Written problem
Reproduce the stretch of material from the line containing "Itemize the components" through the line containing "valley-marker bbox=[140, 715, 158, 733]", swapping "components" for "parts" and leaving everything else unchanged.

--- BEGIN Exercise inputs ---

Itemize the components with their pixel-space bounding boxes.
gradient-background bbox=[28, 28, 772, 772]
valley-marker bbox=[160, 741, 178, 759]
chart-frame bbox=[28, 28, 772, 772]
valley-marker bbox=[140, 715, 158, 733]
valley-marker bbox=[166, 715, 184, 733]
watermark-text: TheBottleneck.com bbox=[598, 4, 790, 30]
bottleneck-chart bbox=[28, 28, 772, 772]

--- END Exercise inputs ---
--- BEGIN Exercise inputs ---

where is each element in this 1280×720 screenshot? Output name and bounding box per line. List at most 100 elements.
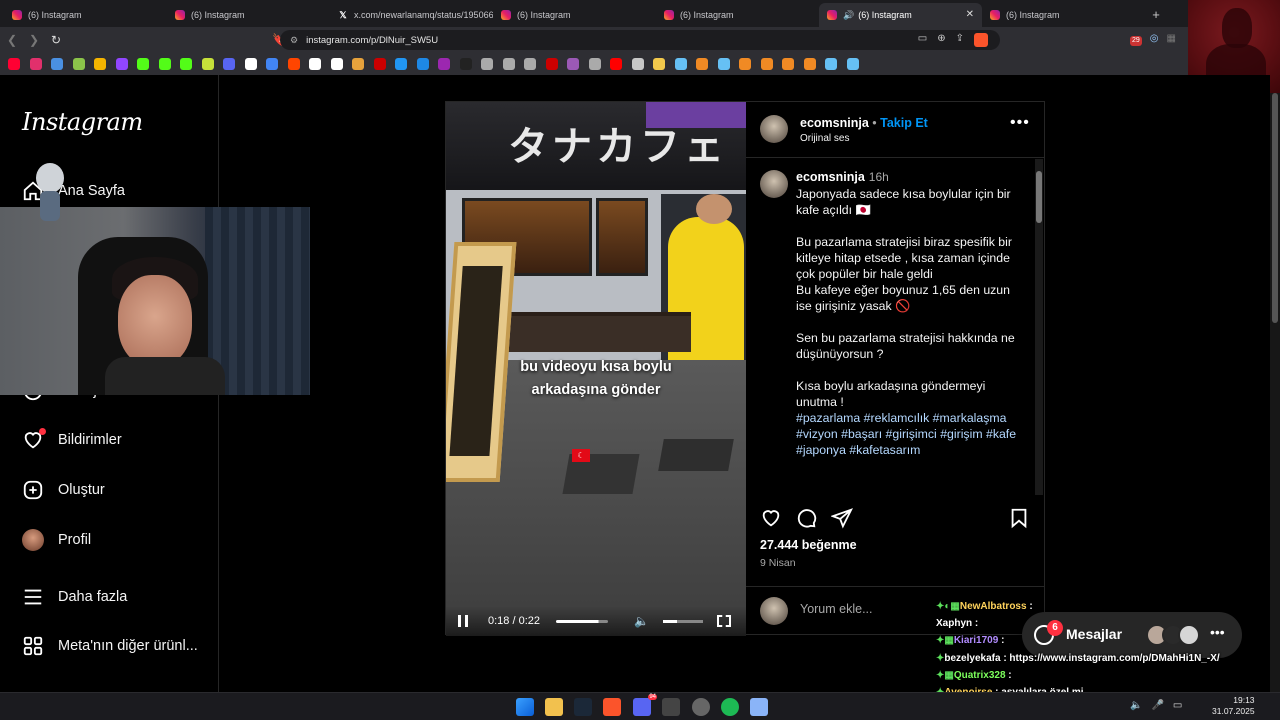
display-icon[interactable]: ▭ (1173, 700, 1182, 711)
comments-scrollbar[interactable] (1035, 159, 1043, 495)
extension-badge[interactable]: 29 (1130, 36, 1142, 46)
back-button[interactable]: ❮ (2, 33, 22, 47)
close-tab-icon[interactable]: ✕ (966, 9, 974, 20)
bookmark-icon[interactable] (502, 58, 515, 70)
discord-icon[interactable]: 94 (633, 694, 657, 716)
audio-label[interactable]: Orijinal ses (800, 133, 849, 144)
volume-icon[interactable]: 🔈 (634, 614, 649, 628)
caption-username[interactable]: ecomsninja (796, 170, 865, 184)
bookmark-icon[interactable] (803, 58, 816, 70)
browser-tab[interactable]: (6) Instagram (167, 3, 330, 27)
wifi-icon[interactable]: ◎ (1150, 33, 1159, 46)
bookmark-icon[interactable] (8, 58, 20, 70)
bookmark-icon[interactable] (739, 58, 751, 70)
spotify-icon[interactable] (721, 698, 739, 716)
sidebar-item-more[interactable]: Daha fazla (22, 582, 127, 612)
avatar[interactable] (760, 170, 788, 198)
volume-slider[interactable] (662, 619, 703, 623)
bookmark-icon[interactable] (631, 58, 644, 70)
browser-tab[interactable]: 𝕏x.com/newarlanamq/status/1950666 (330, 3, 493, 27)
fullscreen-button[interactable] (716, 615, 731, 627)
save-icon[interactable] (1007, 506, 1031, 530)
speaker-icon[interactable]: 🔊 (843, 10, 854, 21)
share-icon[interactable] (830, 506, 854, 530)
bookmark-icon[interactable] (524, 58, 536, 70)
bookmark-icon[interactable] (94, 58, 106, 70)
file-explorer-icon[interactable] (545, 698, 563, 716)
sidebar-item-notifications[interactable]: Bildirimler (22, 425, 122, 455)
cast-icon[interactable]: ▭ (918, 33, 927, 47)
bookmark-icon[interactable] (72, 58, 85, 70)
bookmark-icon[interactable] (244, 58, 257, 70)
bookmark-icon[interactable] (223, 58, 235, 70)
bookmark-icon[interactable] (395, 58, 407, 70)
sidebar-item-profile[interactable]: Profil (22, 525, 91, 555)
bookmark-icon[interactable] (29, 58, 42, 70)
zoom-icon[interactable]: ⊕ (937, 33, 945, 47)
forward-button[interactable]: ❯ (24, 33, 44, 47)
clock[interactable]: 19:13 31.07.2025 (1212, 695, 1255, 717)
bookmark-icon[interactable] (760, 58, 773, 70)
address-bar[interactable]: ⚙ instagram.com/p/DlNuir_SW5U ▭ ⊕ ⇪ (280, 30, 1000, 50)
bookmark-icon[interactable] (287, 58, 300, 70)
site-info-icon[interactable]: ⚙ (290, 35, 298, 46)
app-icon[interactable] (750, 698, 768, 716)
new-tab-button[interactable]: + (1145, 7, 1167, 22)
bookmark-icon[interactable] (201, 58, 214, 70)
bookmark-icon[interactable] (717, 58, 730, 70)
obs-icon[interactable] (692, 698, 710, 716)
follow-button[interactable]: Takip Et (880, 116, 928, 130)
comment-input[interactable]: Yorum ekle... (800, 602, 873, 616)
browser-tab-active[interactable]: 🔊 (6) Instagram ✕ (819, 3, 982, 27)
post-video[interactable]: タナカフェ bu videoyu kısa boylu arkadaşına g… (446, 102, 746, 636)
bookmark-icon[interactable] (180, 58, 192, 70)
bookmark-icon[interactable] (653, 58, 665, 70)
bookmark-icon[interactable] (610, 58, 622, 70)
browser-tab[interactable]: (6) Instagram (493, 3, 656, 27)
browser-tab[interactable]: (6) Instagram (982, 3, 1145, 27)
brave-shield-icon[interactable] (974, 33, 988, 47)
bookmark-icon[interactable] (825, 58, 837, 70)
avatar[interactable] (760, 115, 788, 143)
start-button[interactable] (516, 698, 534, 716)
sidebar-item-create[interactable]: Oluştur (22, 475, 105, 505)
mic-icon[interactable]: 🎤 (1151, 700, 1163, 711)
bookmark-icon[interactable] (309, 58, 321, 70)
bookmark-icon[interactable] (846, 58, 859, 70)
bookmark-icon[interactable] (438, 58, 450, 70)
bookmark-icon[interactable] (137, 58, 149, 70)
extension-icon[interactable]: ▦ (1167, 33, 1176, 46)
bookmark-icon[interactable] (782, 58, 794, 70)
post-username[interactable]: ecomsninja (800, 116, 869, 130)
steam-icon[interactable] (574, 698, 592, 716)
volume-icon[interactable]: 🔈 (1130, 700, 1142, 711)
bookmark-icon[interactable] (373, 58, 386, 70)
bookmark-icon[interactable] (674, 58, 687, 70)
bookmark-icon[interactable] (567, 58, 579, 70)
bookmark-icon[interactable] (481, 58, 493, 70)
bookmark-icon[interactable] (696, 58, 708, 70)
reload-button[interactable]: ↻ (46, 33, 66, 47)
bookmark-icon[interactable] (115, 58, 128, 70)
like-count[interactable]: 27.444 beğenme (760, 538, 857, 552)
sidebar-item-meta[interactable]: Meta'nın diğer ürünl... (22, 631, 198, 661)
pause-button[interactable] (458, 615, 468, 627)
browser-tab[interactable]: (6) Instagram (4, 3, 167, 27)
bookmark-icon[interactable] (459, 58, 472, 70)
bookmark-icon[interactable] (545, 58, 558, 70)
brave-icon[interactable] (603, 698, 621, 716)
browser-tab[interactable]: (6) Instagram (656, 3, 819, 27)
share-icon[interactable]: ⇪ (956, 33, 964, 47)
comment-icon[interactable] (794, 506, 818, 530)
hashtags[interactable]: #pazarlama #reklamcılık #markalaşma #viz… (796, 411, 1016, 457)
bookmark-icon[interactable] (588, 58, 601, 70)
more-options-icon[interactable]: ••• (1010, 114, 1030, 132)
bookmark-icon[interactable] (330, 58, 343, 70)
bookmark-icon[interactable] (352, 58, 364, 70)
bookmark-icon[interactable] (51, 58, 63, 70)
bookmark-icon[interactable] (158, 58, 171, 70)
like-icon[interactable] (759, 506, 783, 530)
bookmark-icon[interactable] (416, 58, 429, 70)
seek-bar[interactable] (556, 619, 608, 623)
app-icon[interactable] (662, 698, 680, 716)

--- END Exercise inputs ---

Solution to this task
Itemize the parts with their pixel-space bounding boxes.
gradient-background bbox=[28, 28, 772, 772]
valley-marker bbox=[160, 741, 178, 759]
chart-frame bbox=[28, 28, 772, 772]
valley-marker bbox=[140, 715, 158, 733]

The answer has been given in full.